◆ What you should do:
Write the next part of the text on capos-rt typed clients, threading, and park operations, picking up right after its last sentence.

◆ Provided text:

Typed clients are thin wrappers over the ring client. They encode Cap'n Proto
params, submit CALL SQEs, wait for a matching CQE, decode transport errors, and
decode kernel-produced `CapException` payloads into client errors. Endpoint
servers can use `submit_endpoint_return_exception()` to return a serialized
`CapException` to the original caller over the same endpoint RETURN path.
The handwritten `TimerClient` exposes monotonic `now` reads and sleep calls
over the same completion-matching path.
The handwritten `VirtualMemoryClient` exposes map, reserve, commit, decommit,
unmap, and protect calls for runtime heap/arena allocation over anonymous user
pages. It has both the ordinary allocation-backed async methods and synchronous
caller-buffer methods for allocator growth paths that cannot allocate while
asking the kernel for more memory. This matches the reserve/commit/decommit
surface specified in
[Go VirtualMemory Contract](../backlog/go-virtual-memory-contract.md).
The handwritten `ThreadControlClient` exposes current-process FS-base reads and
updates for runtimes that need to swap a language-managed TLS base after process
startup.

The 7.1.0 threading contract keeps one process ring and the runtime's
single-owner ring-client invariant for the first in-process threading
implementation. Future multi-threaded runtimes must serialize blocking ring
entry through `capos-rt` until a runtime reactor or Ring v2 lands. The reactor
bridge uses one runtime-owned CQ drainer plus ParkSpace-backed wait records;
the full-SMP kernel target is per-thread rings, where `cap_enter` waits on the
current thread's CQ. After 7.2, the existing `ThreadControlClient` methods apply
to the current thread's FS base rather than to a process-wide saved FS base.
`ThreadControl.exitThread` and the raw `exit(code)` syscall both terminate the
current thread; the process exits when its last live thread exits.

The 7.2.3 park slice adds a process-local ParkSpace marker type and compact
`CAP_OP_PARK` / `CAP_OP_UNPARK` operations. `capos-rt` should expose
those operations as runtime synchronization primitives in a later slice; the
current `thread-lifecycle` proof uses raw SQEs so the runtime does not
prematurely claim the park `user_data` namespace. Blocking park wait is not
an ordinary
`RuntimeRingClient` call: the wait SQE must be thread-owned for the current
thread, and the runtime must reserve park `user_data` values,
write the wait SQE under its ring-submission lock, release that lock before
`cap_enter`, and demultiplex park CQEs into runtime-owned wait slots so a
sibling thread can still submit the wake. The temporary single-thread park
fallback remains only as the pre-thread runtime checkpoint proof.

◆ Listed entries:
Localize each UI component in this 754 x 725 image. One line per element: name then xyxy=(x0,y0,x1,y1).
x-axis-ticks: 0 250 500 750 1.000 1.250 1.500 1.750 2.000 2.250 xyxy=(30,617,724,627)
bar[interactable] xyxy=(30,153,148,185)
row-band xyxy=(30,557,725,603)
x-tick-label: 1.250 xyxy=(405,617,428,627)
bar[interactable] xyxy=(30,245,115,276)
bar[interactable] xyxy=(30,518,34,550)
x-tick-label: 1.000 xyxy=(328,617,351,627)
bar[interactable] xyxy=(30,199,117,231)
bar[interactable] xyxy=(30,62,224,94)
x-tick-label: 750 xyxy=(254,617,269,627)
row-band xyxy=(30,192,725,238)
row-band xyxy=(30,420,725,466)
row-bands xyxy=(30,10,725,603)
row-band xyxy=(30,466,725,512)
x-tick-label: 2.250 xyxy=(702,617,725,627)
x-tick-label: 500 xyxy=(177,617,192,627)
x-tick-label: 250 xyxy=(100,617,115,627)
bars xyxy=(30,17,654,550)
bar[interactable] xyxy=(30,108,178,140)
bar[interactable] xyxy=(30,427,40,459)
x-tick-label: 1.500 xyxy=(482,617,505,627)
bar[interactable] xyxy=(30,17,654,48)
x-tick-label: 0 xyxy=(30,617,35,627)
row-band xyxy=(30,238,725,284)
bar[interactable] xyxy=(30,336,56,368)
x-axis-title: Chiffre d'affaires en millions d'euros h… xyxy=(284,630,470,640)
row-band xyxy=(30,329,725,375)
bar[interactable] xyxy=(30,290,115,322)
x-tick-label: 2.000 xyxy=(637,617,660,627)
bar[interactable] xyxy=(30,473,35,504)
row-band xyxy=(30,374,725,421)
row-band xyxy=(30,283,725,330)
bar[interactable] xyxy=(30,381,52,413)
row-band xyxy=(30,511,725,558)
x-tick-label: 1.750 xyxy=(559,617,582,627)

◆ Exercise answer:
Future generated clients should preserve this split: transport lifetime and
completion matching belong in the runtime, while interface-specific encoding
belongs in generated or handwritten client wrappers.

## Invariants

- `ring_addr` must equal `RING_VADDR`; runtime bootstrap rejects any other
  address.
- The CapSet header magic/version must validate before lookup.
- CapSet handles are non-owning unless explicitly adopted.
- Only one runtime ring client may be live at a time for a process.
- Until Ring v2, multithreaded generic client waits must flow through a runtime
  reactor/demux path rather than letting multiple threads consume the process
  CQ directly.
- Park wait must not hold the live runtime ring client while the kernel parks
  the current thread.
- Request params and result buffers must outlive their matching CQE.
- A result cap can be consumed only once and only with the expected interface
  ID.
- Promise placeholders must map to sideband result-cap record indexes, not
  schema field paths.
- Dropping the final owned handle queues exactly one local `CAP_OP_RELEASE`;
  `Runtime::flush_releases()` forces queued releases and reports rejected
  kernel release results.
- Release flushing treats stale or already-removed caps as non-fatal cleanup.

## Code Map

- `capos-rt/src/entry.rs` - `_start`, `Runtime`, bootstrap validation,
  single-owner ring token, release queue flushing.
- `capos-rt/src/alloc.rs` - fixed userspace heap initialization.
- `capos-rt/src/capset.rs` - typed CapSet lookup and manifest-order iteration
  wrappers.
- `capos-rt/src/ring.rs` - ring client, pending calls, completion matching,
  copy-transfer packing, result-cap parsing.
- `capos-rt/src/client.rs` - Console, TerminalSession, BootPackage,
  ProcessSpawner, ProcessHandle, VirtualMemory, Timer, ThreadControl,
  ThreadSpawner, and ThreadHandle clients, and exception decoding.
- `capos-rt/src/lib.rs` - typed capability marker types and owned handle
  reference counting.
- `capos-rt/src/panic.rs` - emergency Console output path.
- `capos-rt/src/syscall.rs` - raw syscall instructions and public syscall
  wrappers, including the hostile smoke probe for the removed ambient write
  syscall.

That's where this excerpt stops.